DIRECTION: Report every line in the entries below that contains the string "over", copying each such line in full.

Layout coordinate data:
+ + + +
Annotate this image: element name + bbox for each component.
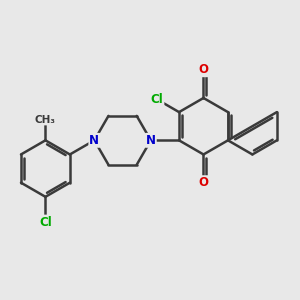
Text: O: O bbox=[199, 63, 208, 76]
Text: O: O bbox=[199, 176, 208, 189]
Text: Cl: Cl bbox=[39, 216, 52, 229]
Text: Cl: Cl bbox=[151, 93, 164, 106]
Text: N: N bbox=[146, 134, 156, 147]
Text: CH₃: CH₃ bbox=[35, 115, 56, 124]
Text: N: N bbox=[89, 134, 99, 147]
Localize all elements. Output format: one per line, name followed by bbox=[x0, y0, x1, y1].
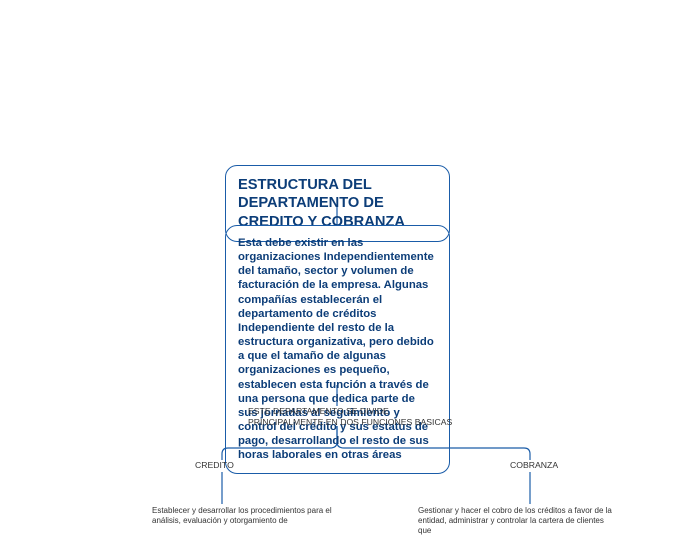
description-node: Esta debe existir en las organizaciones … bbox=[225, 225, 450, 474]
credito-text: CREDITO bbox=[195, 460, 234, 470]
description-text: Esta debe existir en las organizaciones … bbox=[238, 237, 434, 461]
cobranza-desc-text: Gestionar y hacer el cobro de los crédit… bbox=[418, 506, 612, 535]
cobranza-text: COBRANZA bbox=[510, 460, 558, 470]
credito-node: CREDITO bbox=[195, 460, 255, 471]
subheading-node: ESTE DEPARTAMENTO SE DIVIDE PRINCIPALMEN… bbox=[248, 406, 458, 428]
cobranza-node: COBRANZA bbox=[510, 460, 580, 471]
diagram-canvas: ESTRUCTURA DEL DEPARTAMENTO DE CREDITO Y… bbox=[0, 0, 696, 520]
credito-desc-node: Establecer y desarrollar los procedimien… bbox=[152, 506, 332, 526]
subheading-text: ESTE DEPARTAMENTO SE DIVIDE PRINCIPALMEN… bbox=[248, 406, 452, 427]
root-text: ESTRUCTURA DEL DEPARTAMENTO DE CREDITO Y… bbox=[238, 177, 405, 230]
credito-desc-text: Establecer y desarrollar los procedimien… bbox=[152, 506, 332, 525]
cobranza-desc-node: Gestionar y hacer el cobro de los crédit… bbox=[418, 506, 618, 536]
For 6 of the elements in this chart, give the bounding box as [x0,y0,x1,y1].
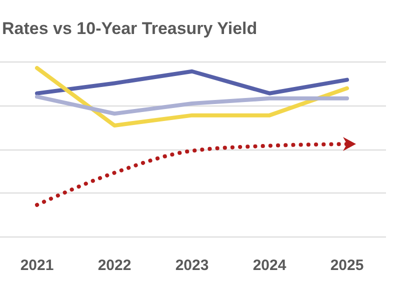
x-tick-label: 2022 [98,257,132,274]
x-tick-label: 2024 [252,257,287,274]
x-tick-label: 2025 [330,257,364,274]
chart-title: Rates vs 10-Year Treasury Yield [2,19,258,38]
x-tick-label: 2023 [175,257,209,274]
x-tick-label: 2021 [20,257,54,274]
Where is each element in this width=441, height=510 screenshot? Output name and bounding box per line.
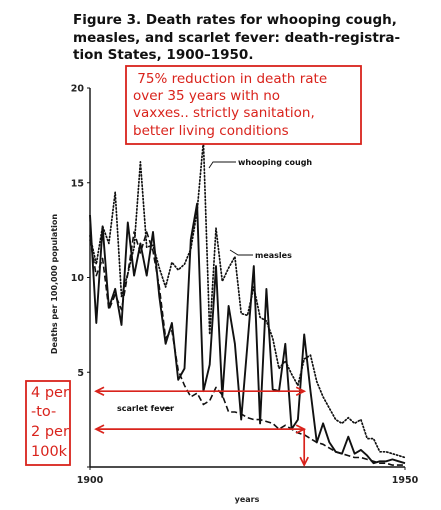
x-axis-label: years [235,495,260,504]
annotation-left-box-frame [25,380,71,466]
arrow-level-2-head-left [94,424,105,434]
y-tick-label: 15 [71,178,84,189]
series-label-whooping-cough: whooping cough [238,158,312,167]
series-layer [89,140,406,466]
series-line-measles [89,202,406,465]
annotation-arrows [94,386,309,468]
x-tick-label: 1900 [77,475,104,486]
annotation-top-line-3: vaxxes.. strictly sanitation, [133,105,315,121]
annotation-left-line-4: 100k [31,444,68,460]
series-line-scarlet-fever [89,231,405,466]
arrow-level-4-head-right [295,386,307,396]
annotation-left-line-2: -to- [31,404,56,420]
y-tick-label: 20 [71,84,85,95]
ticks: 5 10 15 20 1900 1950 [71,84,419,487]
chart-title-line-3: tion States, 1900–1950. [73,47,253,63]
annotation-top-box: 75% reduction in death rate over 35 year… [125,65,362,145]
arrow-level-4-head-left [94,386,105,396]
chart-title-line-2: measles, and scarlet fever: death-regist… [73,30,400,46]
x-tick-label: 1950 [392,475,419,486]
chart-title-line-1: Figure 3. Death rates for whooping cough… [73,12,397,28]
annotation-top-line-1: 75% reduction in death rate [133,71,327,87]
annotation-left-line-1: 4 per [31,385,69,401]
series-line-whooping-cough [89,140,406,459]
y-axis-label: Deaths per 100,000 population [50,214,59,354]
annotation-top-box-frame [125,65,362,145]
leader-whooping-cough [208,161,236,169]
series-label-measles: measles [255,251,292,260]
annotation-top-line-2: over 35 years with no [133,88,280,104]
annotation-top-line-4: better living conditions [133,123,289,139]
leader-measles [229,249,253,256]
annotation-left-box: 4 per -to- 2 per 100k [25,380,71,466]
series-label-scarlet-fever: scarlet fever [117,404,174,413]
arrow-down-head [299,456,309,468]
y-tick-label: 5 [77,368,84,379]
annotation-left-line-3: 2 per [31,424,69,440]
chart-title: Figure 3. Death rates for whooping cough… [73,12,400,63]
y-tick-label: 10 [71,273,85,284]
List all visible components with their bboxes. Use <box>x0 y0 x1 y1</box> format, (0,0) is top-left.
+ + + +
OUTPUT FOR THIS EXERCISE:
annotation-top-box: 75% reduction in death rate over 35 year… [125,65,362,145]
annotation-top-line-2: over 35 years with no [133,88,280,104]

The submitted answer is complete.